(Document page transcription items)
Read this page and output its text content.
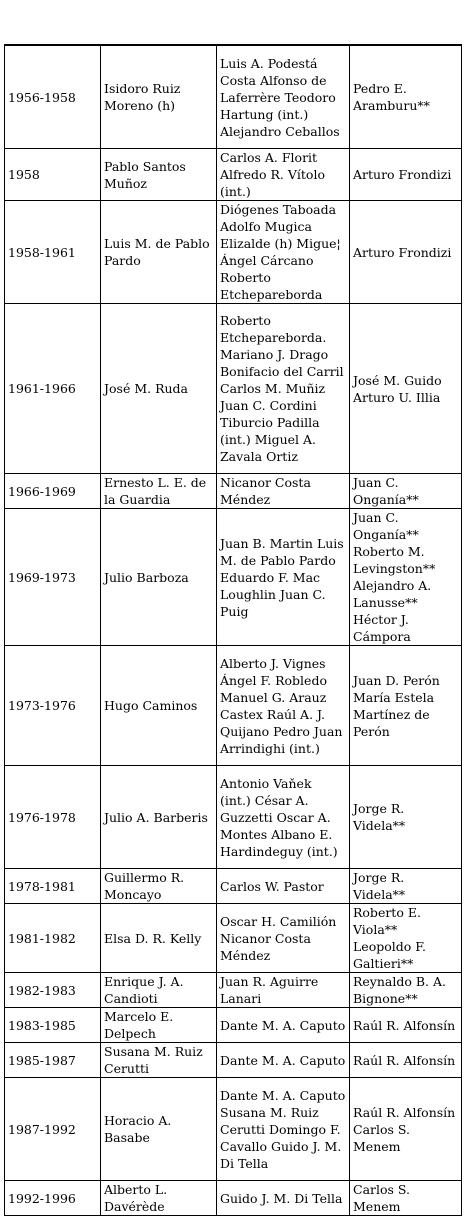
1956-1958	Isidoro Ruiz Moreno (h)	Luis A. Podestá Costa Alfonso de Laferrère Teodoro Hartung (int.) Alejandro Ceballos	Pedro E. Aramburu**
1958	Pablo Santos Muñoz	Carlos A. Florit Alfredo R. Vítolo (int.)	Arturo Frondizi
1958-1961	Luis M. de Pablo Pardo	Diógenes Taboada Adolfo Mugica Elizalde (h) Migue¦ Ángel Cárcano Roberto Etchepareborda	Arturo Frondizi
1961-1966	José M. Ruda	Roberto Etchepareborda. Mariano J. Drago Bonifacio del Carril Carlos M. Muñiz Juan C. Cordini Tiburcio Padilla (int.) Miguel A. Zavala Ortiz	José M. Guido Arturo U. Illia
1966-1969	Ernesto L. E. de la Guardia	Nicanor Costa Méndez	Juan C. Onganía**
1969-1973	Julio Barboza	Juan B. Martin Luis M. de Pablo Pardo Eduardo F. Mac Loughlin Juan C. Puig	Juan C. Onganía** Roberto M. Levingston** Alejandro A. Lanusse** Héctor J. Cámpora
1973-1976	Hugo Caminos	Alberto J. Vignes Ángel F. Robledo Manuel G. Arauz Castex Raúl A. J. Quijano Pedro Juan Arrindighi (int.)	Juan D. Perón María Estela Martínez de Perón
1976-1978	Julio A. Barberis	Antonio Vaňek (int.) César A. Guzzetti Oscar A. Montes Albano E. Hardindeguy (int.)	Jorge R. Videla**
1978-1981	Guillermo R. Moncayo	Carlos W. Pastor	Jorge R. Videla**
1981-1982	Elsa D. R. Kelly	Oscar H. Camilión Nicanor Costa Méndez	Roberto E. Viola** Leopoldo F. Galtieri**
1982-1983	Enrique J. A. Candioti	Juan R. Aguirre Lanari	Reynaldo B. A. Bignone**
1983-1985	Marcelo E. Delpech	Dante M. A. Caputo	Raúl R. Alfonsín
1985-1987	Susana M. Ruiz Cerutti	Dante M. A. Caputo	Raúl R. Alfonsín
1987-1992	Horacio A. Basabe	Dante M. A. Caputo Susana M. Ruiz Cerutti Domingo F. Cavallo Guido J. M. Di Tella	Raúl R. Alfonsín Carlos S. Menem
1992-1996	Alberto L. Davérède	Guido J. M. Di Tella	Carlos S. Menem
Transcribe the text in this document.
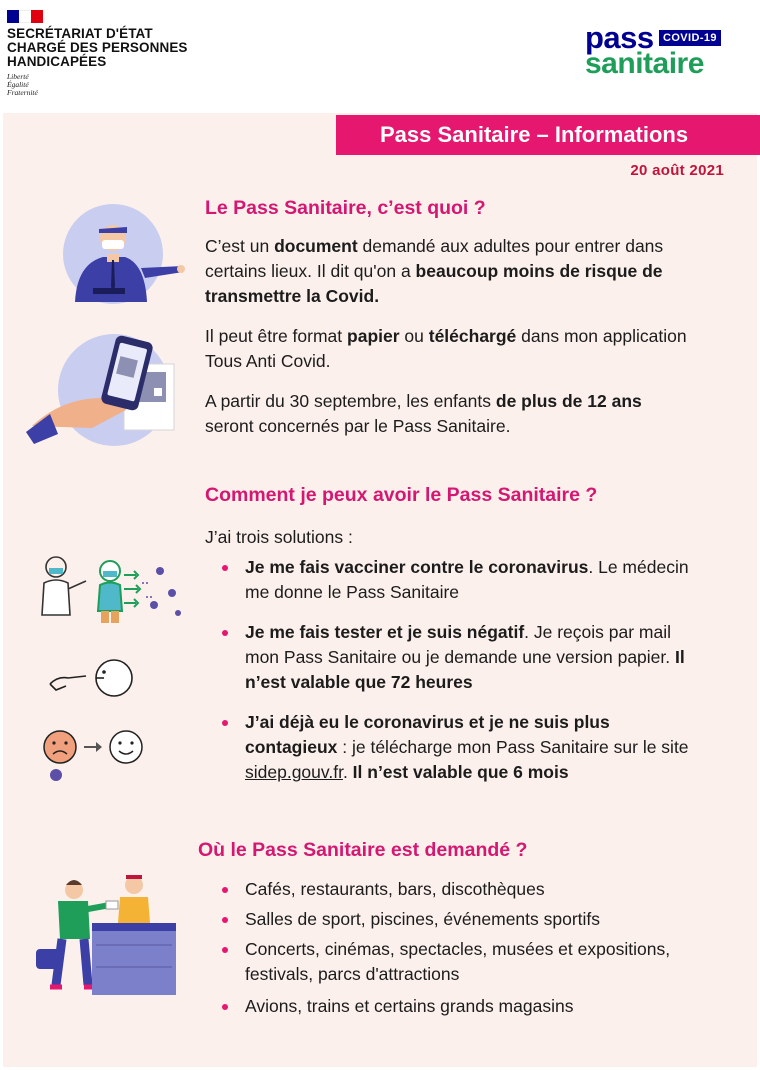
SECRÉTARIAT D'ÉTAT
CHARGÉ DES PERSONNES
HANDICAPÉES
Liberté
Égalité
Fraternité
pass COVID-19
sanitaire
Pass Sanitaire – Informations
20 août 2021
Le Pass Sanitaire, c’est quoi ?
C’est un document demandé aux adultes pour entrer dans certains lieux. Il dit qu'on a beaucoup moins de risque de transmettre la Covid.
Il peut être format papier ou téléchargé dans mon application Tous Anti Covid.
A partir du 30 septembre, les enfants de plus de 12 ans seront concernés par le Pass Sanitaire.
Comment je peux avoir le Pass Sanitaire ?
J’ai trois solutions :
Je me fais vacciner contre le coronavirus. Le médecin me donne le Pass Sanitaire
Je me fais tester et je suis négatif. Je reçois par mail mon Pass Sanitaire ou je demande une version papier. Il n’est valable que 72 heures
J’ai déjà eu le coronavirus et je ne suis plus contagieux : je télécharge mon Pass Sanitaire sur le site sidep.gouv.fr. Il n’est valable que 6 mois
Où le Pass Sanitaire est demandé ?
Cafés, restaurants, bars, discothèques
Salles de sport, piscines, événements sportifs
Concerts, cinémas, spectacles, musées et expositions, festivals, parcs d'attractions
Avions, trains et certains grands magasins
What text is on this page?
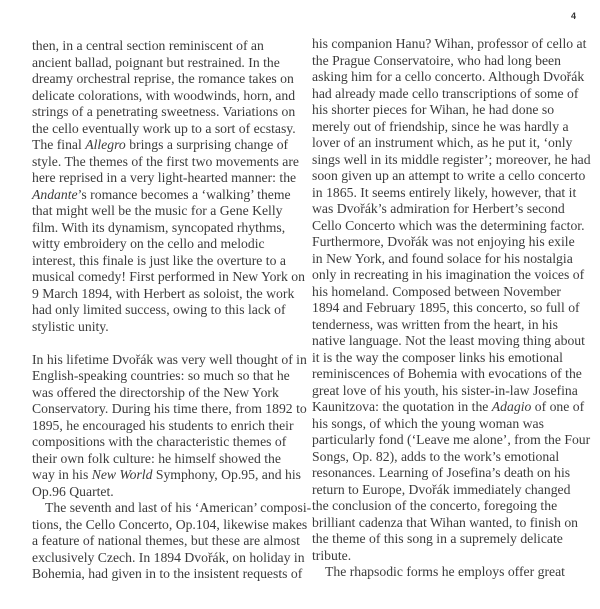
4
then, in a central section reminiscent of an
ancient ballad, poignant but restrained. In the
dreamy orchestral reprise, the romance takes on
delicate colorations, with woodwinds, horn, and
strings of a penetrating sweetness. Variations on
the cello eventually work up to a sort of ecstasy.
The final Allegro brings a surprising change of
style. The themes of the first two movements are
here reprised in a very light-hearted manner: the
Andante’s romance becomes a ‘walking’ theme
that might well be the music for a Gene Kelly
film. With its dynamism, syncopated rhythms,
witty embroidery on the cello and melodic
interest, this finale is just like the overture to a
musical comedy! First performed in New York on
9 March 1894, with Herbert as soloist, the work
had only limited success, owing to this lack of
stylistic unity.
In his lifetime Dvořák was very well thought of in
English-speaking countries: so much so that he
was offered the directorship of the New York
Conservatory. During his time there, from 1892 to
1895, he encouraged his students to enrich their
compositions with the characteristic themes of
their own folk culture: he himself showed the
way in his New World Symphony, Op.95, and his
Op.96 Quartet.
The seventh and last of his ‘American’ composi-
tions, the Cello Concerto, Op.104, likewise makes
a feature of national themes, but these are almost
exclusively Czech. In 1894 Dvořák, on holiday in
Bohemia, had given in to the insistent requests of
his companion Hanu? Wihan, professor of cello at
the Prague Conservatoire, who had long been
asking him for a cello concerto. Although Dvořák
had already made cello transcriptions of some of
his shorter pieces for Wihan, he had done so
merely out of friendship, since he was hardly a
lover of an instrument which, as he put it, ‘only
sings well in its middle register’; moreover, he had
soon given up an attempt to write a cello concerto
in 1865. It seems entirely likely, however, that it
was Dvořák’s admiration for Herbert’s second
Cello Concerto which was the determining factor.
Furthermore, Dvořák was not enjoying his exile
in New York, and found solace for his nostalgia
only in recreating in his imagination the voices of
his homeland. Composed between November
1894 and February 1895, this concerto, so full of
tenderness, was written from the heart, in his
native language. Not the least moving thing about
it is the way the composer links his emotional
reminiscences of Bohemia with evocations of the
great love of his youth, his sister-in-law Josefina
Kaunitzova: the quotation in the Adagio of one of
his songs, of which the young woman was
particularly fond (‘Leave me alone’, from the Four
Songs, Op. 82), adds to the work’s emotional
resonances. Learning of Josefina’s death on his
return to Europe, Dvořák immediately changed
the conclusion of the concerto, foregoing the
brilliant cadenza that Wihan wanted, to finish on
the theme of this song in a supremely delicate
tribute.
The rhapsodic forms he employs offer great
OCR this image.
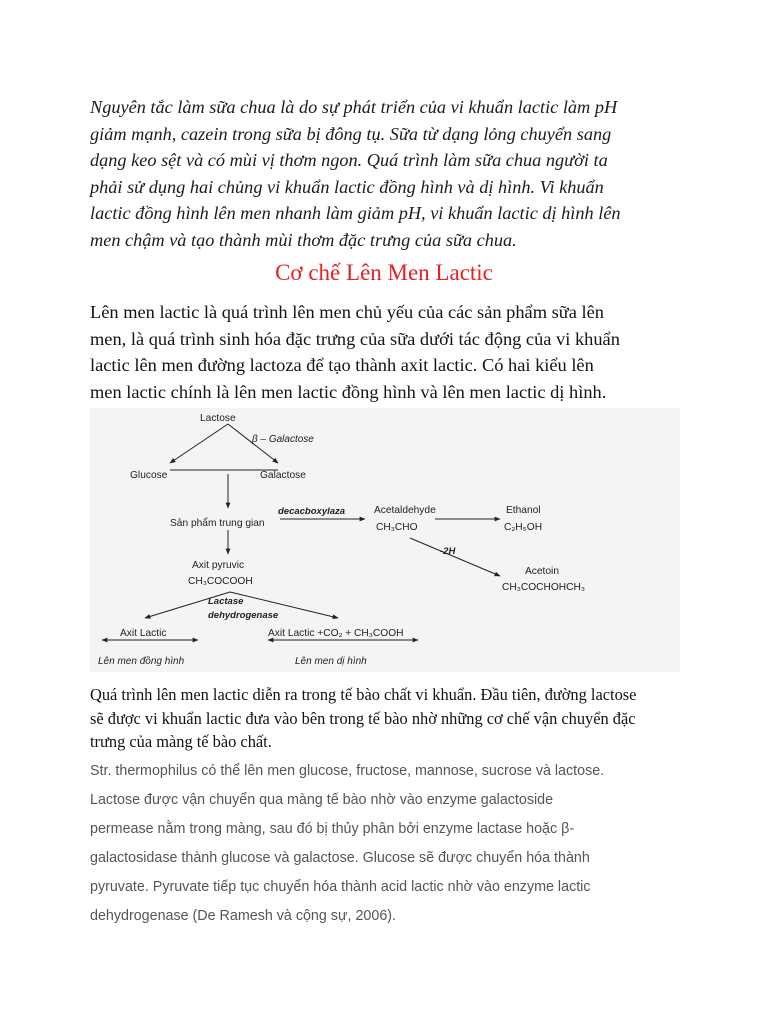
Nguyên tắc làm sữa chua là do sự phát triển của vi khuẩn lactic làm pH

giảm mạnh, cazein trong sữa bị đông tụ. Sữa từ dạng lỏng chuyển sang

dạng keo sệt và có mùi vị thơm ngon. Quá trình làm sữa chua người ta

phải sử dụng hai chủng vi khuẩn lactic đồng hình và dị hình. Vi khuẩn

lactic đồng hình lên men nhanh làm giảm pH, vi khuẩn lactic dị hình lên

men chậm và tạo thành mùi thơm đặc trưng của sữa chua.

Cơ chế Lên Men Lactic

Lên men lactic là quá trình lên men chủ yếu của các sản phẩm sữa lên

men, là quá trình sinh hóa đặc trưng của sữa dưới tác động của vi khuẩn

lactic lên men đường lactoza để tạo thành axit lactic. Có hai kiểu lên

men lactic chính là lên men lactic đồng hình và lên men lactic dị hình.

Lactose
β – Galactose
Glucose	Galactose
Sản phẩm trung gian
decacboxylaza	Acetaldehyde
CH₃CHO
Ethanol
C₂H₅OH
-2H
Acetoin
CH₃COCHOHCH₃
Axit pyruvic
CH₃COCOOH
Lactase
dehydrogenase
Axit Lactic	Axit Lactic +CO₂ + CH₃COOH
Lên men đồng hình	Lên men dị hình

Quá trình lên men lactic diễn ra trong tế bào chất vi khuẩn. Đầu tiên, đường lactose

sẽ được vi khuẩn lactic đưa vào bên trong tế bào nhờ những cơ chế vận chuyển đặc

trưng của màng tế bào chất.

Str. thermophilus có thể lên men glucose, fructose, mannose, sucrose và lactose.

Lactose được vận chuyển qua màng tế bào nhờ vào enzyme galactoside

permease nằm trong màng, sau đó bị thủy phân bởi enzyme lactase hoặc β-

galactosidase thành glucose và galactose. Glucose sẽ được chuyển hóa thành

pyruvate. Pyruvate tiếp tục chuyển hóa thành acid lactic nhờ vào enzyme lactic

dehydrogenase (De Ramesh và cộng sự, 2006).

WHAT YOU ARE ASKED TO DO:
Return each line among the entries that holds the word "text".

ANSWER FOR THIS EXERCISE:
Read this page and output its text content.
Transcribe the text in this document.
What text is on this page?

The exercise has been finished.